## GIVEN PROBLEM
Each record is to be printed again precisely as it reads.

## SUPPLIED DATA
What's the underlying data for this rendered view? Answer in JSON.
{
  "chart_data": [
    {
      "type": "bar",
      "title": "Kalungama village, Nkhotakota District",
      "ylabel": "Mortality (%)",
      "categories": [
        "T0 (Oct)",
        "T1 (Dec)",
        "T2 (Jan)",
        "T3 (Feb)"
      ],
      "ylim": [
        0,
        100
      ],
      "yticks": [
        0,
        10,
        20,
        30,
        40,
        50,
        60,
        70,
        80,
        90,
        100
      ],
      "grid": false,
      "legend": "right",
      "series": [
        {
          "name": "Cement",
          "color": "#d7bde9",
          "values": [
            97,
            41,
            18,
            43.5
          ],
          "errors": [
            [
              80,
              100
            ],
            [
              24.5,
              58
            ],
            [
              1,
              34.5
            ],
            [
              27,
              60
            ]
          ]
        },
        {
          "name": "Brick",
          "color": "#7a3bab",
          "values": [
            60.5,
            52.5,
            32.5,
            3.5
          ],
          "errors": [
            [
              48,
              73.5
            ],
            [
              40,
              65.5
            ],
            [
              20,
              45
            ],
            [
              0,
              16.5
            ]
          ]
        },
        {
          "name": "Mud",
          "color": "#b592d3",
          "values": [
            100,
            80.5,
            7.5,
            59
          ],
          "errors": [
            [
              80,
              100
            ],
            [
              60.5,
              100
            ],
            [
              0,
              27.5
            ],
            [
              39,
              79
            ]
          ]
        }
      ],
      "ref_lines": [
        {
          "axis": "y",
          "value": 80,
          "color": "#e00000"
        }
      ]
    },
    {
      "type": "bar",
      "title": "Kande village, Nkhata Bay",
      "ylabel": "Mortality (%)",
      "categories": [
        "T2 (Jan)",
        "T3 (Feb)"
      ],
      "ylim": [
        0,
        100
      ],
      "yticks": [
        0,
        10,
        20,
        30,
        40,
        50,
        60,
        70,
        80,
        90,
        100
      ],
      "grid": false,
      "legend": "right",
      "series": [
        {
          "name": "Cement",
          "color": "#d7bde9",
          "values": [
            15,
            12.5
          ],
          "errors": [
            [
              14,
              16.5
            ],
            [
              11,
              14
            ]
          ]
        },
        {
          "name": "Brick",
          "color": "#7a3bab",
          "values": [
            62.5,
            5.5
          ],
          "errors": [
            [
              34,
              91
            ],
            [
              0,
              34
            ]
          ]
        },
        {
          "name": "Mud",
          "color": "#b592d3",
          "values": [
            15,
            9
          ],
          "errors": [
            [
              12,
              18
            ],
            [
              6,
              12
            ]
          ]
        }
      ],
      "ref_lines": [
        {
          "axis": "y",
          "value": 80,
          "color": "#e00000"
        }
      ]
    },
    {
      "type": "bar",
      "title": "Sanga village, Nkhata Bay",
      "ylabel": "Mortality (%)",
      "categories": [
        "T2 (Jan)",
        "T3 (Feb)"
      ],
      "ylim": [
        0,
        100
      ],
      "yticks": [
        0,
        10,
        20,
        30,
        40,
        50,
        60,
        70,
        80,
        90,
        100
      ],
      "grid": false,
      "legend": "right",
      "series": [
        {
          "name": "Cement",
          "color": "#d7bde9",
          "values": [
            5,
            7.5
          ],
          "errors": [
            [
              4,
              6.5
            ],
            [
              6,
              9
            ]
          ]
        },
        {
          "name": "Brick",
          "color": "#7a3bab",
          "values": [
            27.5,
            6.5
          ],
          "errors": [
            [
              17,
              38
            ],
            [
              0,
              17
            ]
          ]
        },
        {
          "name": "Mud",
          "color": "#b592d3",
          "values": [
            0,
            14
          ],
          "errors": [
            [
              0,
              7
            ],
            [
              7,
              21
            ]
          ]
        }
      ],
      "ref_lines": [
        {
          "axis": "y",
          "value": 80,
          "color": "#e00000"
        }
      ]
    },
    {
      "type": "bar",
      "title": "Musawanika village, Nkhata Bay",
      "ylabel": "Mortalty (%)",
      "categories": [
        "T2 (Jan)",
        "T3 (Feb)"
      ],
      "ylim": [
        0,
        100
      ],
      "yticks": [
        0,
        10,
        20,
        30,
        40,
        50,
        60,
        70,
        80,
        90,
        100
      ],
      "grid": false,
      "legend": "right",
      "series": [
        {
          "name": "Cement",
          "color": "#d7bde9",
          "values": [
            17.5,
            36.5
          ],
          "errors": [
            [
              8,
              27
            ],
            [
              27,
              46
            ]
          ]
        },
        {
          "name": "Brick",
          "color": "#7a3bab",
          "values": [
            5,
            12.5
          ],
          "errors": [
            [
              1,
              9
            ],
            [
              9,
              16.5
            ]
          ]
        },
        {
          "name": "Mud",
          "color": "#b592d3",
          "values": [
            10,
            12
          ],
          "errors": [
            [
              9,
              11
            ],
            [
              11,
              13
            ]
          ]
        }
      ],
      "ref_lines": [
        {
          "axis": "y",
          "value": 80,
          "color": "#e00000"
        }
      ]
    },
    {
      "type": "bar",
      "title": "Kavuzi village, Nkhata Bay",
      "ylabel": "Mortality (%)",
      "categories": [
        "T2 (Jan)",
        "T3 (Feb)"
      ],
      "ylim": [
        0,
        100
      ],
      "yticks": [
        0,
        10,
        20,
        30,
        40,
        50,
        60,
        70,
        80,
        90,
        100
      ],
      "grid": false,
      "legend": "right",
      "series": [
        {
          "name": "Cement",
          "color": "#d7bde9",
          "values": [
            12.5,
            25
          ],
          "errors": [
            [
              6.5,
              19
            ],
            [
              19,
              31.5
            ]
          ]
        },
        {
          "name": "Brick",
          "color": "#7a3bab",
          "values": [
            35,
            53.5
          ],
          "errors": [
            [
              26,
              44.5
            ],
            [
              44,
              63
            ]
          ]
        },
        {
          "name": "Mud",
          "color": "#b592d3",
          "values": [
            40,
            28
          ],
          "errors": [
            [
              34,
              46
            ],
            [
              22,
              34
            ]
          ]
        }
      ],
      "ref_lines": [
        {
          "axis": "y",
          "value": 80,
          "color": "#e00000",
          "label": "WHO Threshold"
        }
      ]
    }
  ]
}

## FULL ANSWER
What's the underlying data for this rendered view? Answer in JSON.
{
  "chart_data": [
    {
      "type": "bar",
      "title": "Kalungama village, Nkhotakota District",
      "ylabel": "Mortality (%)",
      "categories": [
        "T0 (Oct)",
        "T1 (Dec)",
        "T2 (Jan)",
        "T3 (Feb)"
      ],
      "ylim": [
        0,
        100
      ],
      "yticks": [
        0,
        10,
        20,
        30,
        40,
        50,
        60,
        70,
        80,
        90,
        100
      ],
      "grid": false,
      "legend": "right",
      "series": [
        {
          "name": "Cement",
          "color": "#d7bde9",
          "values": [
            97,
            41,
            18,
            43.5
          ],
          "errors": [
            [
              80,
              100
            ],
            [
              24.5,
              58
            ],
            [
              1,
              34.5
            ],
            [
              27,
              60
            ]
          ]
        },
        {
          "name": "Brick",
          "color": "#7a3bab",
          "values": [
            60.5,
            52.5,
            32.5,
            3.5
          ],
          "errors": [
            [
              48,
              73.5
            ],
            [
              40,
              65.5
            ],
            [
              20,
              45
            ],
            [
              0,
              16.5
            ]
          ]
        },
        {
          "name": "Mud",
          "color": "#b592d3",
          "values": [
            100,
            80.5,
            7.5,
            59
          ],
          "errors": [
            [
              80,
              100
            ],
            [
              60.5,
              100
            ],
            [
              0,
              27.5
            ],
            [
              39,
              79
            ]
          ]
        }
      ],
      "ref_lines": [
        {
          "axis": "y",
          "value": 80,
          "color": "#e00000"
        }
      ]
    },
    {
      "type": "bar",
      "title": "Kande village, Nkhata Bay",
      "ylabel": "Mortality (%)",
      "categories": [
        "T2 (Jan)",
        "T3 (Feb)"
      ],
      "ylim": [
        0,
        100
      ],
      "yticks": [
        0,
        10,
        20,
        30,
        40,
        50,
        60,
        70,
        80,
        90,
        100
      ],
      "grid": false,
      "legend": "right",
      "series": [
        {
          "name": "Cement",
          "color": "#d7bde9",
          "values": [
            15,
            12.5
          ],
          "errors": [
            [
              14,
              16.5
            ],
            [
              11,
              14
            ]
          ]
        },
        {
          "name": "Brick",
          "color": "#7a3bab",
          "values": [
            62.5,
            5.5
          ],
          "errors": [
            [
              34,
              91
            ],
            [
              0,
              34
            ]
          ]
        },
        {
          "name": "Mud",
          "color": "#b592d3",
          "values": [
            15,
            9
          ],
          "errors": [
            [
              12,
              18
            ],
            [
              6,
              12
            ]
          ]
        }
      ],
      "ref_lines": [
        {
          "axis": "y",
          "value": 80,
          "color": "#e00000"
        }
      ]
    },
    {
      "type": "bar",
      "title": "Sanga village, Nkhata Bay",
      "ylabel": "Mortality (%)",
      "categories": [
        "T2 (Jan)",
        "T3 (Feb)"
      ],
      "ylim": [
        0,
        100
      ],
      "yticks": [
        0,
        10,
        20,
        30,
        40,
        50,
        60,
        70,
        80,
        90,
        100
      ],
      "grid": false,
      "legend": "right",
      "series": [
        {
          "name": "Cement",
          "color": "#d7bde9",
          "values": [
            5,
            7.5
          ],
          "errors": [
            [
              4,
              6.5
            ],
            [
              6,
              9
            ]
          ]
        },
        {
          "name": "Brick",
          "color": "#7a3bab",
          "values": [
            27.5,
            6.5
          ],
          "errors": [
            [
              17,
              38
            ],
            [
              0,
              17
            ]
          ]
        },
        {
          "name": "Mud",
          "color": "#b592d3",
          "values": [
            0,
            14
          ],
          "errors": [
            [
              0,
              7
            ],
            [
              7,
              21
            ]
          ]
        }
      ],
      "ref_lines": [
        {
          "axis": "y",
          "value": 80,
          "color": "#e00000"
        }
      ]
    },
    {
      "type": "bar",
      "title": "Musawanika village, Nkhata Bay",
      "ylabel": "Mortalty (%)",
      "categories": [
        "T2 (Jan)",
        "T3 (Feb)"
      ],
      "ylim": [
        0,
        100
      ],
      "yticks": [
        0,
        10,
        20,
        30,
        40,
        50,
        60,
        70,
        80,
        90,
        100
      ],
      "grid": false,
      "legend": "right",
      "series": [
        {
          "name": "Cement",
          "color": "#d7bde9",
          "values": [
            17.5,
            36.5
          ],
          "errors": [
            [
              8,
              27
            ],
            [
              27,
              46
            ]
          ]
        },
        {
          "name": "Brick",
          "color": "#7a3bab",
          "values": [
            5,
            12.5
          ],
          "errors": [
            [
              1,
              9
            ],
            [
              9,
              16.5
            ]
          ]
        },
        {
          "name": "Mud",
          "color": "#b592d3",
          "values": [
            10,
            12
          ],
          "errors": [
            [
              9,
              11
            ],
            [
              11,
              13
            ]
          ]
        }
      ],
      "ref_lines": [
        {
          "axis": "y",
          "value": 80,
          "color": "#e00000"
        }
      ]
    },
    {
      "type": "bar",
      "title": "Kavuzi village, Nkhata Bay",
      "ylabel": "Mortality (%)",
      "categories": [
        "T2 (Jan)",
        "T3 (Feb)"
      ],
      "ylim": [
        0,
        100
      ],
      "yticks": [
        0,
        10,
        20,
        30,
        40,
        50,
        60,
        70,
        80,
        90,
        100
      ],
      "grid": false,
      "legend": "right",
      "series": [
        {
          "name": "Cement",
          "color": "#d7bde9",
          "values": [
            12.5,
            25
          ],
          "errors": [
            [
              6.5,
              19
            ],
            [
              19,
              31.5
            ]
          ]
        },
        {
          "name": "Brick",
          "color": "#7a3bab",
          "values": [
            35,
            53.5
          ],
          "errors": [
            [
              26,
              44.5
            ],
            [
              44,
              63
            ]
          ]
        },
        {
          "name": "Mud",
          "color": "#b592d3",
          "values": [
            40,
            28
          ],
          "errors": [
            [
              34,
              46
            ],
            [
              22,
              34
            ]
          ]
        }
      ],
      "ref_lines": [
        {
          "axis": "y",
          "value": 80,
          "color": "#e00000",
          "label": "WHO Threshold"
        }
      ]
    }
  ]
}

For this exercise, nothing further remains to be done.